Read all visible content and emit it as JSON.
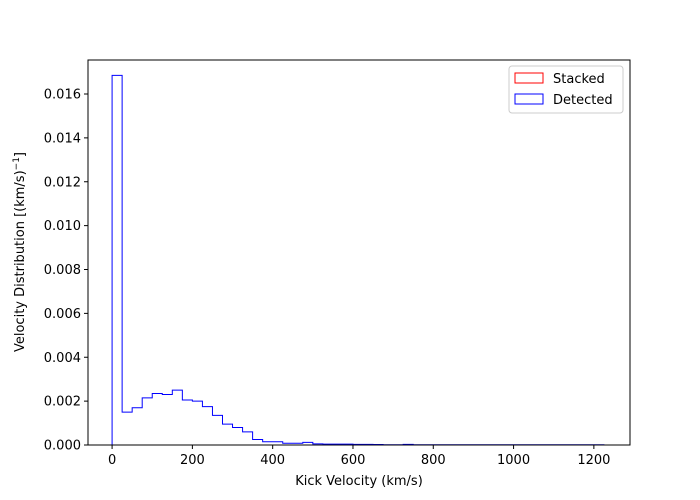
{
  "chart_data": {
    "type": "histogram",
    "xlabel": "Kick Velocity (km/s)",
    "ylabel": "Velocity Distribution [(km/s)",
    "ylabel_exp": "−1",
    "ylabel_close": "]",
    "xlim": [
      -60,
      1290
    ],
    "ylim": [
      0,
      0.01755
    ],
    "xticks": [
      0,
      200,
      400,
      600,
      800,
      1000,
      1200
    ],
    "xtick_labels": [
      "0",
      "200",
      "400",
      "600",
      "800",
      "1000",
      "1200"
    ],
    "yticks": [
      0.0,
      0.002,
      0.004,
      0.006,
      0.008,
      0.01,
      0.012,
      0.014,
      0.016
    ],
    "ytick_labels": [
      "0.000",
      "0.002",
      "0.004",
      "0.006",
      "0.008",
      "0.010",
      "0.012",
      "0.014",
      "0.016"
    ],
    "legend_position": "top-right",
    "series": [
      {
        "name": "Stacked",
        "color": "#ff0000",
        "bin_edges": [],
        "values": []
      },
      {
        "name": "Detected",
        "color": "#0000ff",
        "bin_edges": [
          0,
          25,
          50,
          75,
          100,
          125,
          150,
          175,
          200,
          225,
          250,
          275,
          300,
          325,
          350,
          375,
          400,
          425,
          450,
          475,
          500,
          525,
          550,
          575,
          600,
          625,
          650,
          675,
          700,
          725,
          750,
          775,
          800,
          825,
          850,
          875,
          900,
          925,
          950,
          975,
          1000,
          1025,
          1050,
          1075,
          1100,
          1125,
          1150,
          1175,
          1200,
          1225
        ],
        "values": [
          0.01685,
          0.0015,
          0.0017,
          0.00215,
          0.00235,
          0.0023,
          0.0025,
          0.00205,
          0.002,
          0.00175,
          0.00135,
          0.00095,
          0.0008,
          0.0006,
          0.00025,
          0.00015,
          0.00015,
          8e-05,
          8e-05,
          0.00012,
          5e-05,
          4e-05,
          4e-05,
          4e-05,
          3e-05,
          3e-05,
          2e-05,
          1e-05,
          1e-05,
          3e-05,
          1e-05,
          1e-05,
          1e-05,
          1e-05,
          1e-05,
          1e-05,
          1e-05,
          1e-05,
          1e-05,
          1e-05,
          1e-05,
          1e-05,
          1e-05,
          1e-05,
          1e-05,
          1e-05,
          1e-05,
          1e-05,
          1e-05
        ]
      }
    ]
  }
}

§ AIM:
Repeat the entries exactly. Pictures are excluded from the copy.

§ SOLUTION TO THIS PROBLEM:
Read all visible content and emit it as JSON.
{
  "chart_data": {
    "type": "histogram",
    "xlabel": "Kick Velocity (km/s)",
    "ylabel": "Velocity Distribution [(km/s)",
    "ylabel_exp": "−1",
    "ylabel_close": "]",
    "xlim": [
      -60,
      1290
    ],
    "ylim": [
      0,
      0.01755
    ],
    "xticks": [
      0,
      200,
      400,
      600,
      800,
      1000,
      1200
    ],
    "xtick_labels": [
      "0",
      "200",
      "400",
      "600",
      "800",
      "1000",
      "1200"
    ],
    "yticks": [
      0.0,
      0.002,
      0.004,
      0.006,
      0.008,
      0.01,
      0.012,
      0.014,
      0.016
    ],
    "ytick_labels": [
      "0.000",
      "0.002",
      "0.004",
      "0.006",
      "0.008",
      "0.010",
      "0.012",
      "0.014",
      "0.016"
    ],
    "legend_position": "top-right",
    "series": [
      {
        "name": "Stacked",
        "color": "#ff0000",
        "bin_edges": [],
        "values": []
      },
      {
        "name": "Detected",
        "color": "#0000ff",
        "bin_edges": [
          0,
          25,
          50,
          75,
          100,
          125,
          150,
          175,
          200,
          225,
          250,
          275,
          300,
          325,
          350,
          375,
          400,
          425,
          450,
          475,
          500,
          525,
          550,
          575,
          600,
          625,
          650,
          675,
          700,
          725,
          750,
          775,
          800,
          825,
          850,
          875,
          900,
          925,
          950,
          975,
          1000,
          1025,
          1050,
          1075,
          1100,
          1125,
          1150,
          1175,
          1200,
          1225
        ],
        "values": [
          0.01685,
          0.0015,
          0.0017,
          0.00215,
          0.00235,
          0.0023,
          0.0025,
          0.00205,
          0.002,
          0.00175,
          0.00135,
          0.00095,
          0.0008,
          0.0006,
          0.00025,
          0.00015,
          0.00015,
          8e-05,
          8e-05,
          0.00012,
          5e-05,
          4e-05,
          4e-05,
          4e-05,
          3e-05,
          3e-05,
          2e-05,
          1e-05,
          1e-05,
          3e-05,
          1e-05,
          1e-05,
          1e-05,
          1e-05,
          1e-05,
          1e-05,
          1e-05,
          1e-05,
          1e-05,
          1e-05,
          1e-05,
          1e-05,
          1e-05,
          1e-05,
          1e-05,
          1e-05,
          1e-05,
          1e-05,
          1e-05
        ]
      }
    ]
  }
}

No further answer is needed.